◆ Work to be completed: Without the pictures, set down every line of the data exactly.

◆ Stored dataset items:
>> BEGIN

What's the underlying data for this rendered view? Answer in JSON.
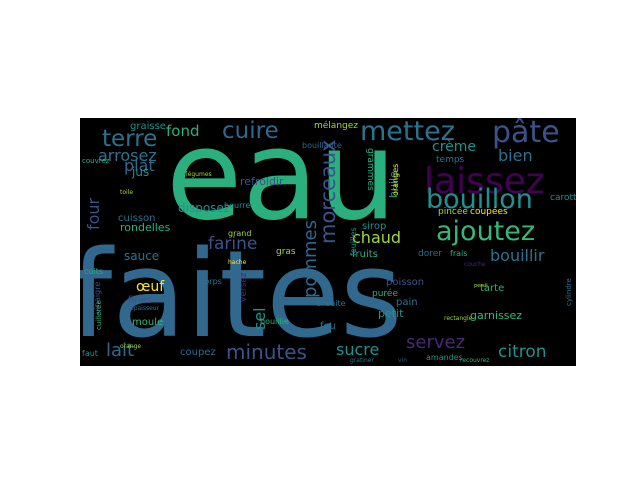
{
  "colors": {
    "background": "#000000",
    "palette": [
      "#3b528b",
      "#21918c",
      "#5ec962",
      "#fde725",
      "#440154",
      "#2c728e",
      "#2ab07f",
      "#482878",
      "#35b779",
      "#31688e",
      "#443983",
      "#9fda3a"
    ]
  },
  "words": [
    {
      "text": "eau"
    },
    {
      "text": "faites"
    },
    {
      "text": "laissez"
    },
    {
      "text": "mettez"
    },
    {
      "text": "pâte"
    },
    {
      "text": "bouillon"
    },
    {
      "text": "ajoutez"
    },
    {
      "text": "cuire"
    },
    {
      "text": "terre"
    },
    {
      "text": "morceaux"
    },
    {
      "text": "bien"
    },
    {
      "text": "pommes"
    },
    {
      "text": "minutes"
    },
    {
      "text": "lait"
    },
    {
      "text": "farine"
    },
    {
      "text": "servez"
    },
    {
      "text": "citron"
    },
    {
      "text": "sucre"
    },
    {
      "text": "chaud"
    },
    {
      "text": "bouillir"
    },
    {
      "text": "arrosez"
    },
    {
      "text": "four"
    },
    {
      "text": "plat"
    },
    {
      "text": "crème"
    },
    {
      "text": "fond"
    },
    {
      "text": "sel"
    },
    {
      "text": "œuf"
    },
    {
      "text": "disposez"
    },
    {
      "text": "jus"
    },
    {
      "text": "sauce"
    },
    {
      "text": "mélangez"
    },
    {
      "text": "refroidir"
    },
    {
      "text": "cuisson"
    },
    {
      "text": "rondelles"
    },
    {
      "text": "garnissez"
    },
    {
      "text": "petit"
    },
    {
      "text": "poisson"
    },
    {
      "text": "tarte"
    },
    {
      "text": "pain"
    },
    {
      "text": "fruits"
    },
    {
      "text": "dorer"
    },
    {
      "text": "carottes"
    },
    {
      "text": "pincée"
    },
    {
      "text": "coupées"
    },
    {
      "text": "grammes"
    },
    {
      "text": "huile"
    },
    {
      "text": "sirop"
    },
    {
      "text": "graisse"
    },
    {
      "text": "temps"
    },
    {
      "text": "coupez"
    },
    {
      "text": "feu"
    },
    {
      "text": "moule"
    },
    {
      "text": "fines"
    },
    {
      "text": "versez"
    },
    {
      "text": "purée"
    },
    {
      "text": "ensuite"
    },
    {
      "text": "gras"
    },
    {
      "text": "frais"
    },
    {
      "text": "feuilles"
    },
    {
      "text": "bouillante"
    },
    {
      "text": "beurre"
    },
    {
      "text": "grand"
    },
    {
      "text": "corps"
    },
    {
      "text": "bouillie"
    },
    {
      "text": "cuits"
    },
    {
      "text": "vinaigre"
    },
    {
      "text": "faut"
    },
    {
      "text": "amandes"
    },
    {
      "text": "cylindre"
    },
    {
      "text": "couvrez"
    },
    {
      "text": "toile"
    },
    {
      "text": "oranges"
    },
    {
      "text": "légumes"
    },
    {
      "text": "vin"
    },
    {
      "text": "cuillerée"
    },
    {
      "text": "hache"
    },
    {
      "text": "épaisseur"
    },
    {
      "text": "rectangle"
    },
    {
      "text": "couche"
    },
    {
      "text": "gratiner"
    },
    {
      "text": "recouvrez"
    },
    {
      "text": "orange"
    },
    {
      "text": "persil"
    }
  ]
}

>> END

◆ Correct answer:
What's the underlying data for this rendered view? Answer in JSON.
{
  "colors": {
    "background": "#000000",
    "palette": [
      "#3b528b",
      "#21918c",
      "#5ec962",
      "#fde725",
      "#440154",
      "#2c728e",
      "#2ab07f",
      "#482878",
      "#35b779",
      "#31688e",
      "#443983",
      "#9fda3a"
    ]
  },
  "words": [
    {
      "text": "eau"
    },
    {
      "text": "faites"
    },
    {
      "text": "laissez"
    },
    {
      "text": "mettez"
    },
    {
      "text": "pâte"
    },
    {
      "text": "bouillon"
    },
    {
      "text": "ajoutez"
    },
    {
      "text": "cuire"
    },
    {
      "text": "terre"
    },
    {
      "text": "morceaux"
    },
    {
      "text": "bien"
    },
    {
      "text": "pommes"
    },
    {
      "text": "minutes"
    },
    {
      "text": "lait"
    },
    {
      "text": "farine"
    },
    {
      "text": "servez"
    },
    {
      "text": "citron"
    },
    {
      "text": "sucre"
    },
    {
      "text": "chaud"
    },
    {
      "text": "bouillir"
    },
    {
      "text": "arrosez"
    },
    {
      "text": "four"
    },
    {
      "text": "plat"
    },
    {
      "text": "crème"
    },
    {
      "text": "fond"
    },
    {
      "text": "sel"
    },
    {
      "text": "œuf"
    },
    {
      "text": "disposez"
    },
    {
      "text": "jus"
    },
    {
      "text": "sauce"
    },
    {
      "text": "mélangez"
    },
    {
      "text": "refroidir"
    },
    {
      "text": "cuisson"
    },
    {
      "text": "rondelles"
    },
    {
      "text": "garnissez"
    },
    {
      "text": "petit"
    },
    {
      "text": "poisson"
    },
    {
      "text": "tarte"
    },
    {
      "text": "pain"
    },
    {
      "text": "fruits"
    },
    {
      "text": "dorer"
    },
    {
      "text": "carottes"
    },
    {
      "text": "pincée"
    },
    {
      "text": "coupées"
    },
    {
      "text": "grammes"
    },
    {
      "text": "huile"
    },
    {
      "text": "sirop"
    },
    {
      "text": "graisse"
    },
    {
      "text": "temps"
    },
    {
      "text": "coupez"
    },
    {
      "text": "feu"
    },
    {
      "text": "moule"
    },
    {
      "text": "fines"
    },
    {
      "text": "versez"
    },
    {
      "text": "purée"
    },
    {
      "text": "ensuite"
    },
    {
      "text": "gras"
    },
    {
      "text": "frais"
    },
    {
      "text": "feuilles"
    },
    {
      "text": "bouillante"
    },
    {
      "text": "beurre"
    },
    {
      "text": "grand"
    },
    {
      "text": "corps"
    },
    {
      "text": "bouillie"
    },
    {
      "text": "cuits"
    },
    {
      "text": "vinaigre"
    },
    {
      "text": "faut"
    },
    {
      "text": "amandes"
    },
    {
      "text": "cylindre"
    },
    {
      "text": "couvrez"
    },
    {
      "text": "toile"
    },
    {
      "text": "oranges"
    },
    {
      "text": "légumes"
    },
    {
      "text": "vin"
    },
    {
      "text": "cuillerée"
    },
    {
      "text": "hache"
    },
    {
      "text": "épaisseur"
    },
    {
      "text": "rectangle"
    },
    {
      "text": "couche"
    },
    {
      "text": "gratiner"
    },
    {
      "text": "recouvrez"
    },
    {
      "text": "orange"
    },
    {
      "text": "persil"
    }
  ]
}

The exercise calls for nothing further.